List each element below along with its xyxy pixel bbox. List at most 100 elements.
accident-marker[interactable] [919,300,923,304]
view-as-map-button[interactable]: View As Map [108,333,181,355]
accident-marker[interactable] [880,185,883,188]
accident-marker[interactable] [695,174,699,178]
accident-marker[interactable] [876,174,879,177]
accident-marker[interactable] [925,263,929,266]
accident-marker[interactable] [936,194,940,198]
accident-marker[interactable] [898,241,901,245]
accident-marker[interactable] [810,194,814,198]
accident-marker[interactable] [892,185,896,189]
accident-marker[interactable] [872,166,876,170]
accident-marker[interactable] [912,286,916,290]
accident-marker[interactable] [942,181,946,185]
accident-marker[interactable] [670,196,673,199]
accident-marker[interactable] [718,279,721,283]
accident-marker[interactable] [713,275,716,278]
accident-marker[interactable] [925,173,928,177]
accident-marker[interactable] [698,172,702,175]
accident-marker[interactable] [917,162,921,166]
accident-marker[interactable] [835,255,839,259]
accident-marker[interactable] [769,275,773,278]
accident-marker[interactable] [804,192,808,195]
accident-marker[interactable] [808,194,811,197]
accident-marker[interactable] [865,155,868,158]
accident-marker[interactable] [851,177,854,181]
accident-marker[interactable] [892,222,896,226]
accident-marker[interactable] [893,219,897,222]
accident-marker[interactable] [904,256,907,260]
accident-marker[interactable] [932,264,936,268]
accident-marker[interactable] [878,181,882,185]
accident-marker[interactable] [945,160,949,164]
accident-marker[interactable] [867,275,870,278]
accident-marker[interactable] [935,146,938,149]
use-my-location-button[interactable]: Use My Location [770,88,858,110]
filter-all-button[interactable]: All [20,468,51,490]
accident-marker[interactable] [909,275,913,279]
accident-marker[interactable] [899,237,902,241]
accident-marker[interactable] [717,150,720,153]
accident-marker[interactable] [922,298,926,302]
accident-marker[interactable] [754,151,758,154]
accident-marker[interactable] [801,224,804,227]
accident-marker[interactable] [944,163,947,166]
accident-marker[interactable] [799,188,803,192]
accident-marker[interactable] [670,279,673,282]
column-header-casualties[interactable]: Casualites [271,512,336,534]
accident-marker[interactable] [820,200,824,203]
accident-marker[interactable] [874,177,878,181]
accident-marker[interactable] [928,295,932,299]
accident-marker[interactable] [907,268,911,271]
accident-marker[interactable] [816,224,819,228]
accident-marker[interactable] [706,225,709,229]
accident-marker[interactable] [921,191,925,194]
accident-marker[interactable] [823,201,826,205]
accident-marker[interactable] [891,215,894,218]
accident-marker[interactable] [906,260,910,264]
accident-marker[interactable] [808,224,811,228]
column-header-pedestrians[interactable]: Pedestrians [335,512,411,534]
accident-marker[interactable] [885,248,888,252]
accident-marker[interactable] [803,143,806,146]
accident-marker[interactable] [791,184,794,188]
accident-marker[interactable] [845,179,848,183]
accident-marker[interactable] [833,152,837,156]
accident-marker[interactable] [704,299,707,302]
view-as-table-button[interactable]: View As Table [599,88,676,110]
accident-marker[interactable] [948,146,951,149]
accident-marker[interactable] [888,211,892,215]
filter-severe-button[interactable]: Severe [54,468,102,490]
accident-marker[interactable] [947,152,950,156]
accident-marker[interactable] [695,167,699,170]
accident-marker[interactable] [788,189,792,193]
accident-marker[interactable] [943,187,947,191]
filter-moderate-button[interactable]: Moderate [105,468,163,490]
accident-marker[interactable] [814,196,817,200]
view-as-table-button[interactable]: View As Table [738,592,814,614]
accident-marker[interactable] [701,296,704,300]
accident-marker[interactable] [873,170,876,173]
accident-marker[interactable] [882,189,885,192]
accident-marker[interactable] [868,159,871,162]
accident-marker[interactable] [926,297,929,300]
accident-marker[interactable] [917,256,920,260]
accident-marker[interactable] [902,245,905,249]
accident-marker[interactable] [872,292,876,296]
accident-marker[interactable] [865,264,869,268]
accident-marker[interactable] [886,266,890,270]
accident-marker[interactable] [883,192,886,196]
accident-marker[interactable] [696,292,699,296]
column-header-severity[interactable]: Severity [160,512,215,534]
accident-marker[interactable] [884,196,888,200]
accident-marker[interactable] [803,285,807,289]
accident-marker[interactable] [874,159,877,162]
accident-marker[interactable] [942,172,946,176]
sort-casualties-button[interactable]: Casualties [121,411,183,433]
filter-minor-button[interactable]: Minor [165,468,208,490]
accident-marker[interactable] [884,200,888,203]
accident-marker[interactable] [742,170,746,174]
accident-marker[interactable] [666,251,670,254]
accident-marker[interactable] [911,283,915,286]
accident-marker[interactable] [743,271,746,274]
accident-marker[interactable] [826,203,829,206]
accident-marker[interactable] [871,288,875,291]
════════
Express every line of the listing above as a JSON list of strings, one string per line, leaving out any blank lines.

→ Solved problem
[
  "List each element below along with its xyxy pixel bbox. List at most 100 elements.",
  "accident-marker[interactable] [919,300,923,304]",
  "view-as-map-button[interactable]: View As Map [108,333,181,355]",
  "accident-marker[interactable] [880,185,883,188]",
  "accident-marker[interactable] [695,174,699,178]",
  "accident-marker[interactable] [876,174,879,177]",
  "accident-marker[interactable] [925,263,929,266]",
  "accident-marker[interactable] [936,194,940,198]",
  "accident-marker[interactable] [898,241,901,245]",
  "accident-marker[interactable] [810,194,814,198]",
  "accident-marker[interactable] [892,185,896,189]",
  "accident-marker[interactable] [872,166,876,170]",
  "accident-marker[interactable] [912,286,916,290]",
  "accident-marker[interactable] [942,181,946,185]",
  "accident-marker[interactable] [670,196,673,199]",
  "accident-marker[interactable] [718,279,721,283]",
  "accident-marker[interactable] [713,275,716,278]",
  "accident-marker[interactable] [925,173,928,177]",
  "accident-marker[interactable] [698,172,702,175]",
  "accident-marker[interactable] [917,162,921,166]",
  "accident-marker[interactable] [835,255,839,259]",
  "accident-marker[interactable] [769,275,773,278]",
  "accident-marker[interactable] [804,192,808,195]",
  "accident-marker[interactable] [808,194,811,197]",
  "accident-marker[interactable] [865,155,868,158]",
  "accident-marker[interactable] [851,177,854,181]",
  "accident-marker[interactable] [892,222,896,226]",
  "accident-marker[interactable] [893,219,897,222]",
  "accident-marker[interactable] [904,256,907,260]",
  "accident-marker[interactable] [932,264,936,268]",
  "accident-marker[interactable] [878,181,882,185]",
  "accident-marker[interactable] [945,160,949,164]",
  "accident-marker[interactable] [867,275,870,278]",
  "accident-marker[interactable] [935,146,938,149]",
  "use-my-location-button[interactable]: Use My Location [770,88,858,110]",
  "filter-all-button[interactable]: All [20,468,51,490]",
  "accident-marker[interactable] [909,275,913,279]",
  "accident-marker[interactable] [899,237,902,241]",
  "accident-marker[interactable] [717,150,720,153]",
  "accident-marker[interactable] [922,298,926,302]",
  "accident-marker[interactable] [754,151,758,154]",
  "accident-marker[interactable] [801,224,804,227]",
  "accident-marker[interactable] [944,163,947,166]",
  "accident-marker[interactable] [799,188,803,192]",
  "accident-marker[interactable] [670,279,673,282]",
  "column-header-casualties[interactable]: Casualites [271,512,336,534]",
  "accident-marker[interactable] [820,200,824,203]",
  "accident-marker[interactable] [874,177,878,181]",
  "accident-marker[interactable] [928,295,932,299]",
  "accident-marker[interactable] [907,268,911,271]",
  "accident-marker[interactable] [816,224,819,228]",
  "accident-marker[interactable] [706,225,709,229]",
  "accident-marker[interactable] [921,191,925,194]",
  "accident-marker[interactable] [823,201,826,205]",
  "accident-marker[interactable] [891,215,894,218]",
  "accident-marker[interactable] [906,260,910,264]",
  "accident-marker[interactable] [808,224,811,228]",
  "column-header-pedestrians[interactable]: Pedestrians [335,512,411,534]",
  "accident-marker[interactable] [885,248,888,252]",
  "accident-marker[interactable] [803,143,806,146]",
  "accident-marker[interactable] [791,184,794,188]",
  "accident-marker[interactable] [845,179,848,183]",
  "accident-marker[interactable] [833,152,837,156]",
  "accident-marker[interactable] [704,299,707,302]",
  "view-as-table-button[interactable]: View As Table [599,88,676,110]",
  "accident-marker[interactable] [948,146,951,149]",
  "accident-marker[interactable] [888,211,892,215]",
  "filter-severe-button[interactable]: Severe [54,468,102,490]",
  "accident-marker[interactable] [947,152,950,156]",
  "accident-marker[interactable] [695,167,699,170]",
  "accident-marker[interactable] [788,189,792,193]",
  "accident-marker[interactable] [943,187,947,191]",
  "filter-moderate-button[interactable]: Moderate [105,468,163,490]",
  "accident-marker[interactable] [814,196,817,200]",
  "view-as-table-button[interactable]: View As Table [738,592,814,614]",
  "accident-marker[interactable] [701,296,704,300]",
  "accident-marker[interactable] [873,170,876,173]",
  "accident-marker[interactable] [882,189,885,192]",
  "accident-marker[interactable] [868,159,871,162]",
  "accident-marker[interactable] [926,297,929,300]",
  "accident-marker[interactable] [917,256,920,260]",
  "accident-marker[interactable] [902,245,905,249]",
  "accident-marker[interactable] [872,292,876,296]",
  "accident-marker[interactable] [865,264,869,268]",
  "accident-marker[interactable] [886,266,890,270]",
  "accident-marker[interactable] [883,192,886,196]",
  "accident-marker[interactable] [696,292,699,296]",
  "column-header-severity[interactable]: Severity [160,512,215,534]",
  "accident-marker[interactable] [884,196,888,200]",
  "accident-marker[interactable] [803,285,807,289]",
  "accident-marker[interactable] [874,159,877,162]",
  "accident-marker[interactable] [942,172,946,176]",
  "sort-casualties-button[interactable]: Casualties [121,411,183,433]",
  "filter-minor-button[interactable]: Minor [165,468,208,490]",
  "accident-marker[interactable] [884,200,888,203]",
  "accident-marker[interactable] [742,170,746,174]",
  "accident-marker[interactable] [666,251,670,254]",
  "accident-marker[interactable] [911,283,915,286]",
  "accident-marker[interactable] [743,271,746,274]",
  "accident-marker[interactable] [826,203,829,206]",
  "accident-marker[interactable] [871,288,875,291]"
]